**Text section:**
--------------------------------------------------

My husband and I went on a walk this past weekend. It was a gorgeous, clear day, but as we walked noticed that the light had taken on a weird quality - like, bright and dark at the same time. It took me a while to have the courage to mention it, and when I did, he seemed relieved; we were each worried that something was going wrong with us personally. Secure for the moment that no one was having a stroke or a psychotic break, we wondered aloud if the stress of living at this particular time was getting to us, or if this was related to our aging in some way. We headed home, grabbed some lunch, got online…and saw everybody’s eclipse pictures.
Yep, we missed it. Took a walk right underneath the ring of fire and didn’t notice the major solar system event at all.
Seems fine.
*headdesk*
Seriously, though, there was something tender and human in that ridiculous moment. It made me think about the way fear can keep us from asking a simple question or seeing a simple answer. It also made me think about how preoccupation and worry can keep you from seeing what’s right in front of your face.
I mean, we knew about the eclipse, we read the news. That was the problem. The news was the subject of our discussions as we walked. Anxiety over the precarity of, well, everything, flowed out of our hearts through our words, and we couldn’t get ahead of it. It seemed to darken the very air around us.
We forgot about the sun, which was right there the whole time.
We’re two weeks out from some great celebrations of memory, Día de los Muertos and All Souls’ Day. I love watching each year as friends in different places around the world assemble pictures and snacks, build altars, get in the car with flowers and balloons and lawn chairs, and spend some time hanging out with the people who’ve gone before them.
I’m drawn to the idea that no one is really gone as long as they are remembered. It’s less gratifying to think about how a living person can die to us through our forgetting about them.
We shout through ideologies and systems, which we must do in trying to understand how we have come to this moment or any other. But we so often fail to see the humans suffering right in front of us. We can look right at other human beings and not see them. What has made us blind, and how, hardly matters in the end. The sun is right there the whole time, whether you are looking for it or not.
Three years ago, when the pandemic was new, I recorded myself playing the piano part to a Strauss song to a poem about All Souls’ Day. It’s a sweet, conventional poem about a lost love, who might be an actual dead person but is probably just a college boo. The singer wishes they could have just one more moment, or one more memory, with the beloved. With its aching melodic arcs and lush harmonies, Allerseelen is a justifiably popular song - well, classical music popular, anyway. People in my world love singing and playing it. Me too.

--------------------------------------------------

**Structured page parsing data:**
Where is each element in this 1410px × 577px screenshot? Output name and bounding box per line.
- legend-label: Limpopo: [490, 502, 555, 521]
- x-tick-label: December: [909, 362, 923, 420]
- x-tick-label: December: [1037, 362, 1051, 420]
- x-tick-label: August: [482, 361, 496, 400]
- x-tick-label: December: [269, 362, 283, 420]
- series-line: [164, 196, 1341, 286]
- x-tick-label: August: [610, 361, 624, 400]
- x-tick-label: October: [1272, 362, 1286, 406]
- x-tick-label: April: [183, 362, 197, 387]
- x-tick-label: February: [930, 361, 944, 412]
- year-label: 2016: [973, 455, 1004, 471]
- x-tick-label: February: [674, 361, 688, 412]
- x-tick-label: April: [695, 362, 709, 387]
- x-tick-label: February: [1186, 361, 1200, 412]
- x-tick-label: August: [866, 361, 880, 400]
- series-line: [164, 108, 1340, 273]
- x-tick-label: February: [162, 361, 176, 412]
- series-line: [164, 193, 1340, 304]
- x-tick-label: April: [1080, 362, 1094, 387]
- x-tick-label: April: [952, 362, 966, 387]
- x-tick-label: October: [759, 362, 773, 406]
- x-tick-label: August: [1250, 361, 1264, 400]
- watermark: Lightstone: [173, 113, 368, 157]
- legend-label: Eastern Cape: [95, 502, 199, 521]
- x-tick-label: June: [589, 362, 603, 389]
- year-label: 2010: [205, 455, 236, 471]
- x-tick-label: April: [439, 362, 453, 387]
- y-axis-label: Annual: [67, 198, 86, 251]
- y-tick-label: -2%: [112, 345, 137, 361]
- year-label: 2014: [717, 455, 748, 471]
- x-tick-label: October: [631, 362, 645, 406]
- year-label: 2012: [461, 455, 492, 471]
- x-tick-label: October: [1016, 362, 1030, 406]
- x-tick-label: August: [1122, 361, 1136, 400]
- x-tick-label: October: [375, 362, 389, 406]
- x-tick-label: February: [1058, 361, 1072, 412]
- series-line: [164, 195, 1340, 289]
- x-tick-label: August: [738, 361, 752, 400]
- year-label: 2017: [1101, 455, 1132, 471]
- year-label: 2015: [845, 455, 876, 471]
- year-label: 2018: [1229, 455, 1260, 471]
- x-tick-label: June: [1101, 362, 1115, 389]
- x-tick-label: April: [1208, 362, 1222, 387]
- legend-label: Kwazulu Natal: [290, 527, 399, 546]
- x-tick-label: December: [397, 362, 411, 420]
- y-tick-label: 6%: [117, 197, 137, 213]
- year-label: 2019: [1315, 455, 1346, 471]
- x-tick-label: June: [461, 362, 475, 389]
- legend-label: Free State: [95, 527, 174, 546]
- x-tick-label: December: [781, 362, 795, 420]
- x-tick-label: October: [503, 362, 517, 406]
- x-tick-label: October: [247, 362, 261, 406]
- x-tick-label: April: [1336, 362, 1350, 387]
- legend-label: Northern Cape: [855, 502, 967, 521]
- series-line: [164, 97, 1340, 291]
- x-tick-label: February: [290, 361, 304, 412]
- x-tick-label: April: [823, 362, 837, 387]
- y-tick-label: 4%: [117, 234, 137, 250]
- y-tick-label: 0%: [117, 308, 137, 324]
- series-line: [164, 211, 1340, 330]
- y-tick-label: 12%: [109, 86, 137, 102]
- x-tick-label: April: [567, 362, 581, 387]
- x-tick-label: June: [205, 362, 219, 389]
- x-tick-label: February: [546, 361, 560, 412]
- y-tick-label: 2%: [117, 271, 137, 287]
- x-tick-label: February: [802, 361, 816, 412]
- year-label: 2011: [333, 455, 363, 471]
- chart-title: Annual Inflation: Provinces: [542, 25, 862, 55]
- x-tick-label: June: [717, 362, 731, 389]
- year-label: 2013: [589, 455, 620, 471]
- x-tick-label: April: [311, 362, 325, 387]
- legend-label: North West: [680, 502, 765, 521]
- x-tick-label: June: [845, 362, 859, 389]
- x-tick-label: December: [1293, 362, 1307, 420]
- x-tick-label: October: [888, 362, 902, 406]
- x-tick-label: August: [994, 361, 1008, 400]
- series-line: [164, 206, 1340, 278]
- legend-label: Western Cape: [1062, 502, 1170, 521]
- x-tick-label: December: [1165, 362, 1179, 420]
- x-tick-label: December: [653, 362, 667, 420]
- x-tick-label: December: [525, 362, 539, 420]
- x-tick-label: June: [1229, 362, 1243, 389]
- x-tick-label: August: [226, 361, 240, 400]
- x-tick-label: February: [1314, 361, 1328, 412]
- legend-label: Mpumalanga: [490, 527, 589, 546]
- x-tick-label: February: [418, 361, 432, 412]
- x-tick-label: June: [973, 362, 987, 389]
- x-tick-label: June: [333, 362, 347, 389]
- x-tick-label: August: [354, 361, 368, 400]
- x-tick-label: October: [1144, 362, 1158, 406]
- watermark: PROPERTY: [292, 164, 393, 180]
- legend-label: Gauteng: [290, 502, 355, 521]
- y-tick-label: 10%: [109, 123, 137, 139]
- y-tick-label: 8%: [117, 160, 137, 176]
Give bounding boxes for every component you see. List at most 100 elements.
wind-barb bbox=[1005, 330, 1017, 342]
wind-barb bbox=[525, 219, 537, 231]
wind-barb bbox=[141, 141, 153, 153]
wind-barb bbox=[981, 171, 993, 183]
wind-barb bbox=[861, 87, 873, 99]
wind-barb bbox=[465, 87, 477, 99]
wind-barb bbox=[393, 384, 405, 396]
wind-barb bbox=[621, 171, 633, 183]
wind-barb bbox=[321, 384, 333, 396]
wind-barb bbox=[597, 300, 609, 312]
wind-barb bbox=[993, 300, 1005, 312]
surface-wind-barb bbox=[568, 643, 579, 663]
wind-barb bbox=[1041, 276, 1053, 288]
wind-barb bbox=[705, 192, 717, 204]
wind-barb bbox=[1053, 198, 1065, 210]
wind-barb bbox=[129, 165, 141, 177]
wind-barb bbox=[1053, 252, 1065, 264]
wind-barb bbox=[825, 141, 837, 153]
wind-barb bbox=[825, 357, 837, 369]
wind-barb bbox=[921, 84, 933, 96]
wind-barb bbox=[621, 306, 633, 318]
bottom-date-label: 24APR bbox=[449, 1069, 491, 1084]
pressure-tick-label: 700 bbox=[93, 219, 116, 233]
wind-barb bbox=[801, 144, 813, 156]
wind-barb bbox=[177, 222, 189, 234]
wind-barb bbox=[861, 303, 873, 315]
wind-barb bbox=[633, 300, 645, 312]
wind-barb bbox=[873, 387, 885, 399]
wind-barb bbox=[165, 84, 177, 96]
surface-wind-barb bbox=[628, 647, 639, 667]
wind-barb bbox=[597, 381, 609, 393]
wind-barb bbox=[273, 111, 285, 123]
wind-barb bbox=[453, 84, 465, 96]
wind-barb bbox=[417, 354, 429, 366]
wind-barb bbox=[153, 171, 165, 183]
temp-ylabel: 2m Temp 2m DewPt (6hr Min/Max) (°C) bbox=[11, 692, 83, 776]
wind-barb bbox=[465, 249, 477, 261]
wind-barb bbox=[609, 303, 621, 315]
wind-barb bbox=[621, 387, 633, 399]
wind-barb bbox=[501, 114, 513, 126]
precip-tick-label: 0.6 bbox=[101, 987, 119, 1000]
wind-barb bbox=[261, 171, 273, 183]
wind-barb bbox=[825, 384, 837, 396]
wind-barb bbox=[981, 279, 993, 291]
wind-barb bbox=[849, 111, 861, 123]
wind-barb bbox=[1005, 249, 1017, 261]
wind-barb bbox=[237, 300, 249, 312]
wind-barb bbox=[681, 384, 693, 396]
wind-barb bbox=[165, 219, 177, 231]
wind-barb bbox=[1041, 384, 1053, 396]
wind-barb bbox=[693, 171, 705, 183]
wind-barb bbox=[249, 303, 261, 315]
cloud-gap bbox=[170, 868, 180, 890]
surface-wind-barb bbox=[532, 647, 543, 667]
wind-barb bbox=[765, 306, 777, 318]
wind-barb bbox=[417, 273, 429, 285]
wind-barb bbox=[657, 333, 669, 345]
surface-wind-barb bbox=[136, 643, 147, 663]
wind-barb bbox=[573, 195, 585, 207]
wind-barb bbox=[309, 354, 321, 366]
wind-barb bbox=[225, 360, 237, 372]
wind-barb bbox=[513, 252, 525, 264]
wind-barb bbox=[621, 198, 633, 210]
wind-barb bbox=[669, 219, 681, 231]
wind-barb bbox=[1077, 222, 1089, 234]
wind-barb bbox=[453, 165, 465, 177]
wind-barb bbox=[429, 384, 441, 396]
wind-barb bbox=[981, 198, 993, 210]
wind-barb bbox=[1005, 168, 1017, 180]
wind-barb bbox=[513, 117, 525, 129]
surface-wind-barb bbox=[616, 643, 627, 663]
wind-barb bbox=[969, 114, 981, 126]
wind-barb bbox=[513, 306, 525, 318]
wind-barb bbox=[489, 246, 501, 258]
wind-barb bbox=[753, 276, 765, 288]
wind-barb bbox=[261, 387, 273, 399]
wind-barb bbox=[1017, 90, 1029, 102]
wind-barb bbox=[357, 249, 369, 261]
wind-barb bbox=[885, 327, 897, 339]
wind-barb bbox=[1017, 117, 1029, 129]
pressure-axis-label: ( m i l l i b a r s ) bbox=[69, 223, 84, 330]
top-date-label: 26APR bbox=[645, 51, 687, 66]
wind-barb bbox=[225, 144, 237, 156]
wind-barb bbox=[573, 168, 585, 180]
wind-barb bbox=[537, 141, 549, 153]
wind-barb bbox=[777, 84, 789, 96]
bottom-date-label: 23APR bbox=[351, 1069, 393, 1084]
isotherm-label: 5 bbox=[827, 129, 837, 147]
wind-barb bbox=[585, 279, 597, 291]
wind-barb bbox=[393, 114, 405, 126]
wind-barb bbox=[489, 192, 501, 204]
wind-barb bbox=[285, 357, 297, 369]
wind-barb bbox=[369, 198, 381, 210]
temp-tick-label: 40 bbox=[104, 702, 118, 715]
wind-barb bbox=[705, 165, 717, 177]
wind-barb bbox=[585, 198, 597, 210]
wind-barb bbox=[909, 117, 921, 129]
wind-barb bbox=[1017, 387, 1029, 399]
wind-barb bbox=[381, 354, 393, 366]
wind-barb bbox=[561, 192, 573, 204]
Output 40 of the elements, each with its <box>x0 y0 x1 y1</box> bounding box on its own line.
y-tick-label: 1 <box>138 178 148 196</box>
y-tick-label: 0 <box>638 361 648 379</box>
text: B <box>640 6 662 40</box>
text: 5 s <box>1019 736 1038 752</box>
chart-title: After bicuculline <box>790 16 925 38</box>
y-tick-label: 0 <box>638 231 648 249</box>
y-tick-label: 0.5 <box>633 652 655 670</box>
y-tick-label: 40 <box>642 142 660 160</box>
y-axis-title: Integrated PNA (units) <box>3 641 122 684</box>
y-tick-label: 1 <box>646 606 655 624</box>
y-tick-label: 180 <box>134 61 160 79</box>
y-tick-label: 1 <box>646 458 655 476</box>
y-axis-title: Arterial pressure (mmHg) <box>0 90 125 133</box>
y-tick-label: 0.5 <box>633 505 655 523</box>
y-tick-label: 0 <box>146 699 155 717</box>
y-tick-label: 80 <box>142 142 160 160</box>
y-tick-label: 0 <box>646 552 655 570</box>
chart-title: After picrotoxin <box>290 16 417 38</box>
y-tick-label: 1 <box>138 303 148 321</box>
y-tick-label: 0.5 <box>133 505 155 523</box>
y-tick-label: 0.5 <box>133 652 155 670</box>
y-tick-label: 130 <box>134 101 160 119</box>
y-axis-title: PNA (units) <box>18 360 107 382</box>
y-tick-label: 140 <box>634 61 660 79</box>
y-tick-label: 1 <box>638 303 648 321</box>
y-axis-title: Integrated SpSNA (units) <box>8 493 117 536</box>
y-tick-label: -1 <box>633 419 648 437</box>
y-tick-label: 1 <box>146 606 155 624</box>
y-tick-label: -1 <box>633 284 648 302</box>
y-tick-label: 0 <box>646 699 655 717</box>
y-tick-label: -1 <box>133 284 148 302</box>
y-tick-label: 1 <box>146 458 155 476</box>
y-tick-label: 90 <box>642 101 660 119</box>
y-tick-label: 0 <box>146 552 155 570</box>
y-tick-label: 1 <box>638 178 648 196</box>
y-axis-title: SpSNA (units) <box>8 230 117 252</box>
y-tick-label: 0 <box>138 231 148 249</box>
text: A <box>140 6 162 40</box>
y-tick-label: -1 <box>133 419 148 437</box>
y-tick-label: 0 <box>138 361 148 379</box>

--------------------------------------------------

**Problems to work on:**
**a.** In the essay about missing the eclipse, what did the writer record three years ago, when the pandemic was new?
**b.** Carry on the essay about missing the eclipse from the point where it stops.

**Results for each task:**
**a.** The piano part to Allerseelen, a Strauss song to a poem about All Souls' Day.

**b.**
I made the video because I was very sad. Every musician I knew was unable to be in the same room with anyone else playing music. It felt like not having food or going without touch. It was so lonely and frightening, not knowing how long the situation would last, wondering if we’d ever be able to resume our practice together.
I hoped that somebody somewhere might sing along with me, even if I never heard it. Every moment with every musician has been precious since then, but I want to reconnect with the feeling of sending music out into the void, hoping it might join with someone else’s voice out there somewhere. I wanted to reconnect with that hope being enough, with a time when my desire for communion was so strong that I wanted it more than I wanted my own participation and pleasure in it.
Sometimes we send love out into the world because we know the world needs it.
Here’s the video.
The German words mean “that I may have you again” - in other words, come back to my memory so we can be together.
This works really well as a song for a person that you know and miss. It can also work as a song for someone you’ve forgotten to think of, forgotten to look at, forgotten to love. We all do this when we’re afraid.
Mostly, this video serves as a reminder for me that I’ve only got part of the story in isolation. I need you. Or maybe you need me. Can we be there for each other, even if we can’t meet up in real time?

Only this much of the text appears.